## begin

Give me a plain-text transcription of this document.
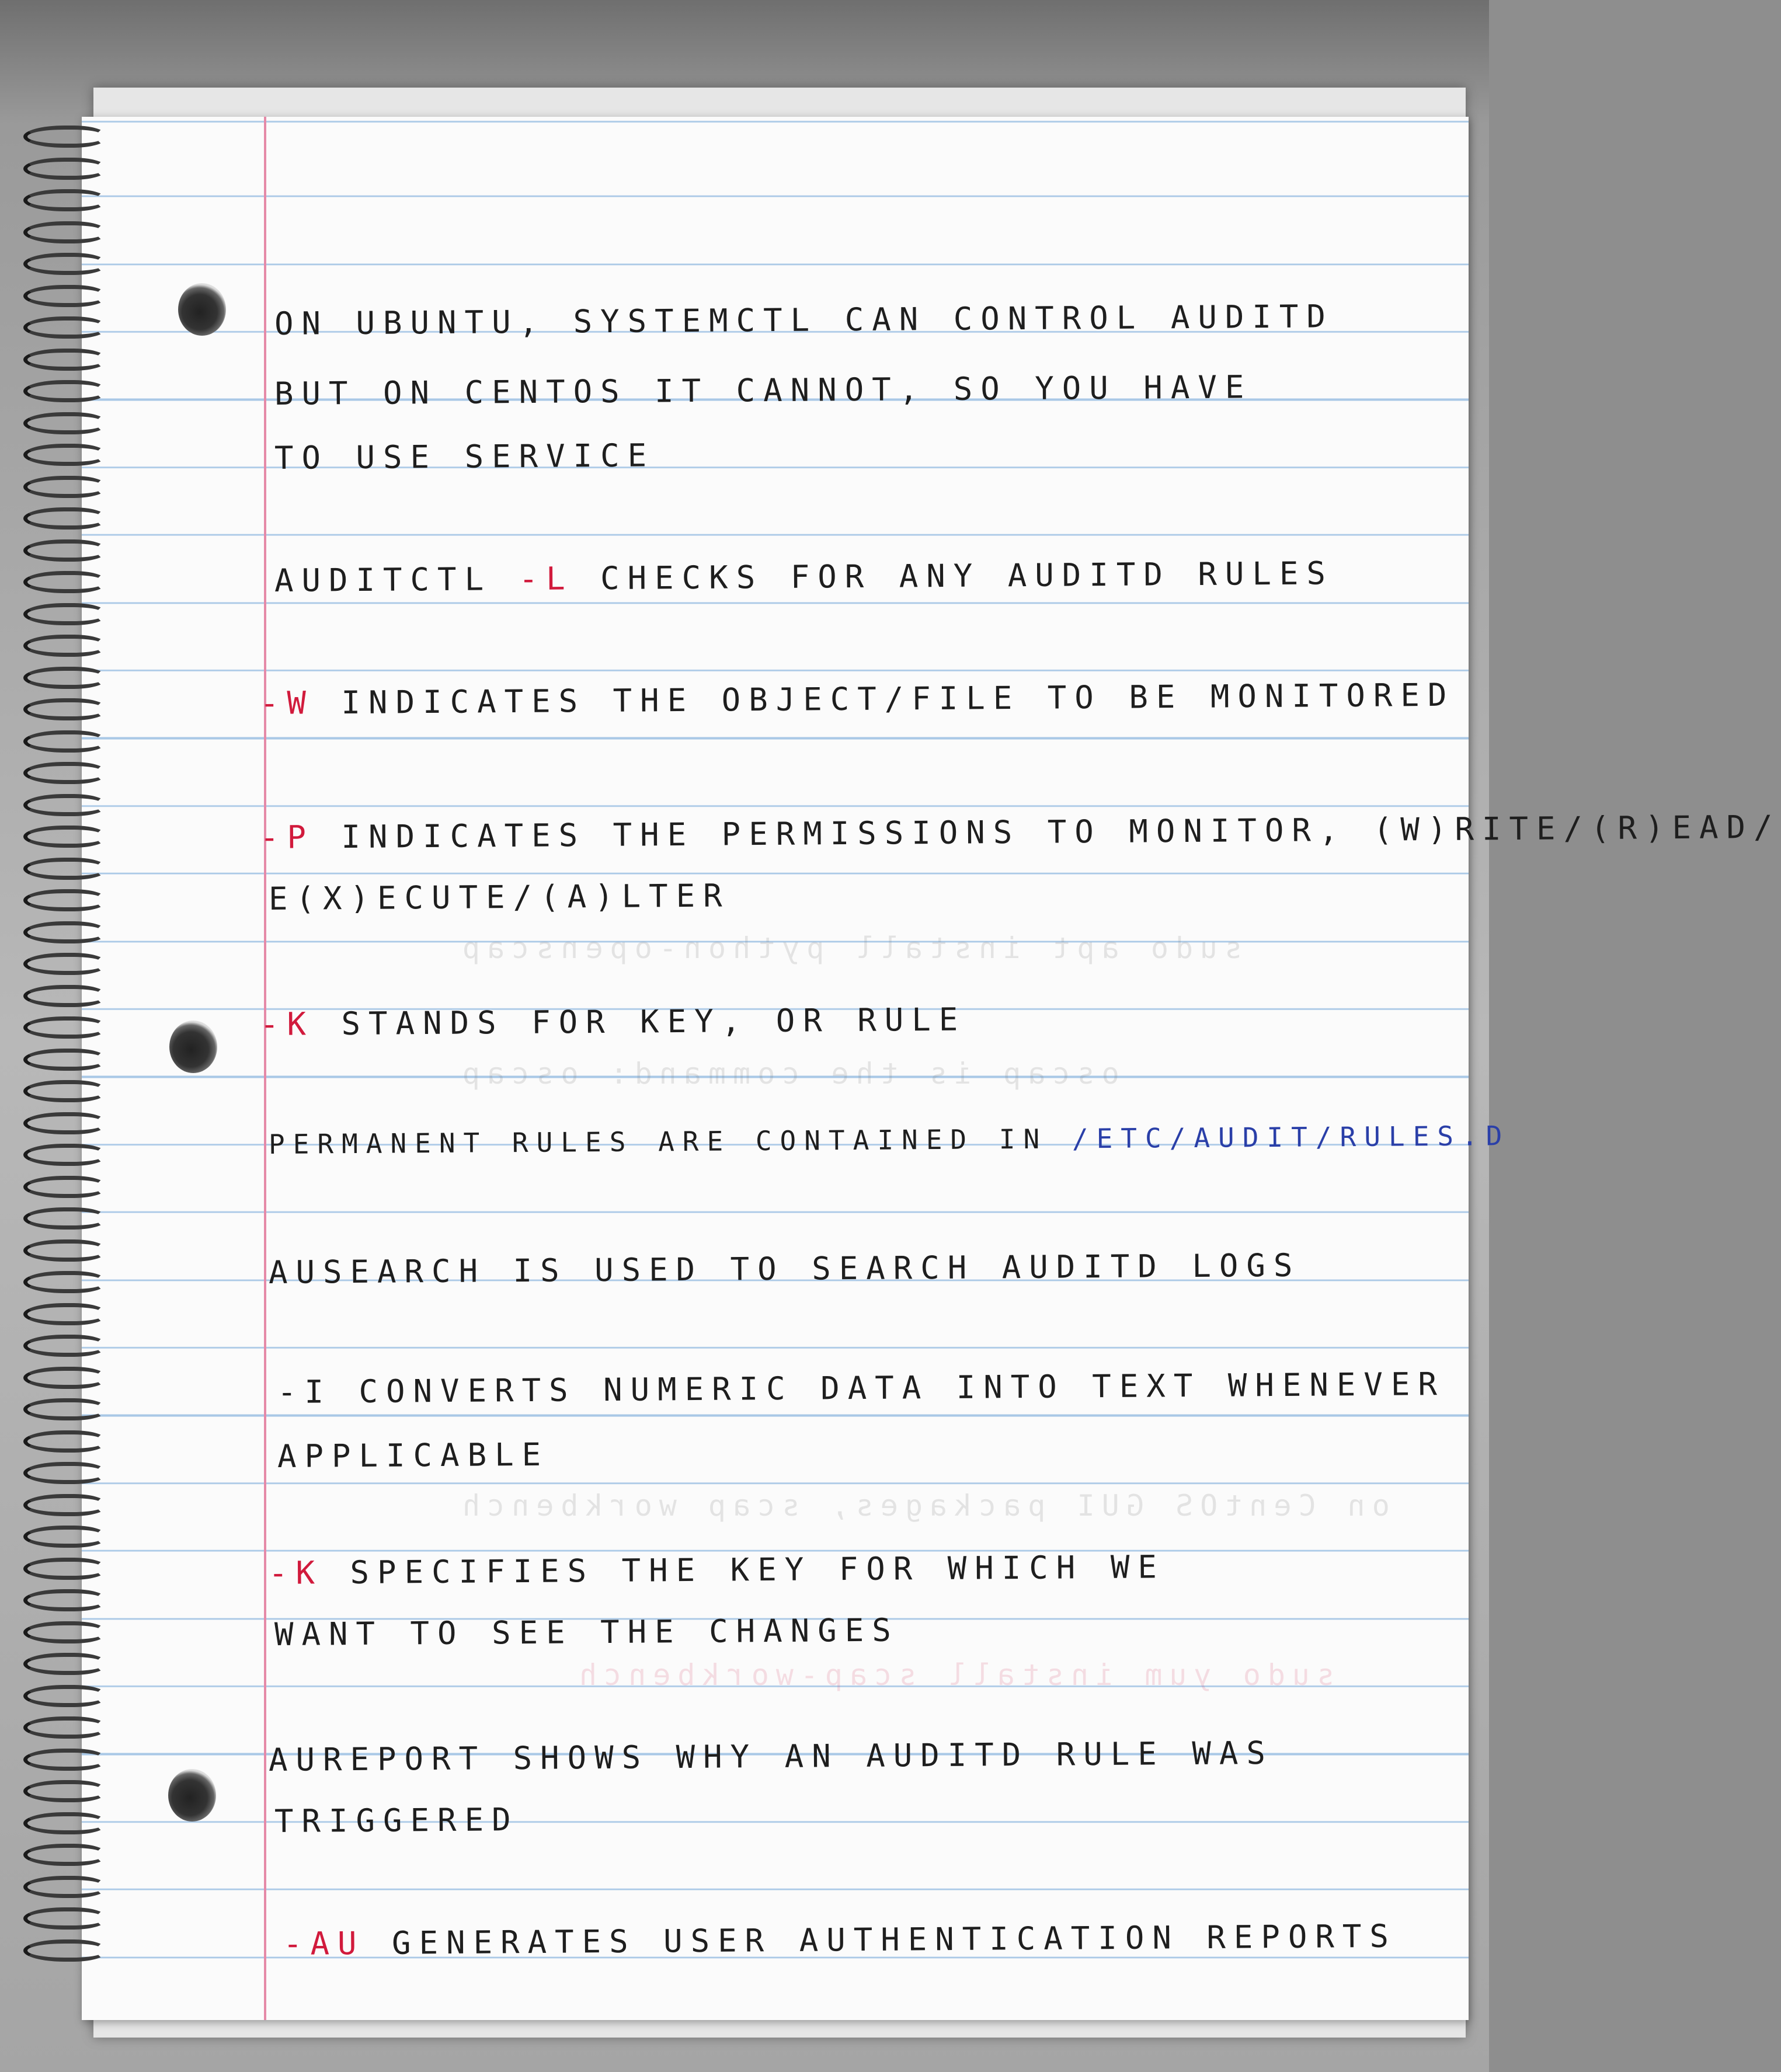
sudo apt install python-openscap
oscap is the command: oscap
sudo yum install scap-workbench
on CentOS GUI packages, scap workbench
ON UBUNTU, SYSTEMCTL CAN CONTROL AUDITD
BUT ON CENTOS IT CANNOT, SO YOU HAVE
TO USE SERVICE
AUDITCTL -L CHECKS FOR ANY AUDITD RULES
-W INDICATES THE OBJECT/FILE TO BE MONITORED
-P INDICATES THE PERMISSIONS TO MONITOR, (W)RITE/(R)EAD/
E(X)ECUTE/(A)LTER
-K STANDS FOR KEY, OR RULE
PERMANENT RULES ARE CONTAINED IN /ETC/AUDIT/RULES.D
AUSEARCH IS USED TO SEARCH AUDITD LOGS
-I CONVERTS NUMERIC DATA INTO TEXT WHENEVER
APPLICABLE
-K SPECIFIES THE KEY FOR WHICH WE
WANT TO SEE THE CHANGES
AUREPORT SHOWS WHY AN AUDITD RULE WAS
TRIGGERED
-AU GENERATES USER AUTHENTICATION REPORTS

## end

=== What to do ===
Copy the whole of the material above exactly, but not its images.

=== Output for this exercise ===
Give me a plain-text transcription of this document.
sudo apt install python-openscap
oscap is the command: oscap
sudo yum install scap-workbench
on CentOS GUI packages, scap workbench
ON UBUNTU, SYSTEMCTL CAN CONTROL AUDITD
BUT ON CENTOS IT CANNOT, SO YOU HAVE
TO USE SERVICE
AUDITCTL -L CHECKS FOR ANY AUDITD RULES
-W INDICATES THE OBJECT/FILE TO BE MONITORED
-P INDICATES THE PERMISSIONS TO MONITOR, (W)RITE/(R)EAD/
E(X)ECUTE/(A)LTER
-K STANDS FOR KEY, OR RULE
PERMANENT RULES ARE CONTAINED IN /ETC/AUDIT/RULES.D
AUSEARCH IS USED TO SEARCH AUDITD LOGS
-I CONVERTS NUMERIC DATA INTO TEXT WHENEVER
APPLICABLE
-K SPECIFIES THE KEY FOR WHICH WE
WANT TO SEE THE CHANGES
AUREPORT SHOWS WHY AN AUDITD RULE WAS
TRIGGERED
-AU GENERATES USER AUTHENTICATION REPORTS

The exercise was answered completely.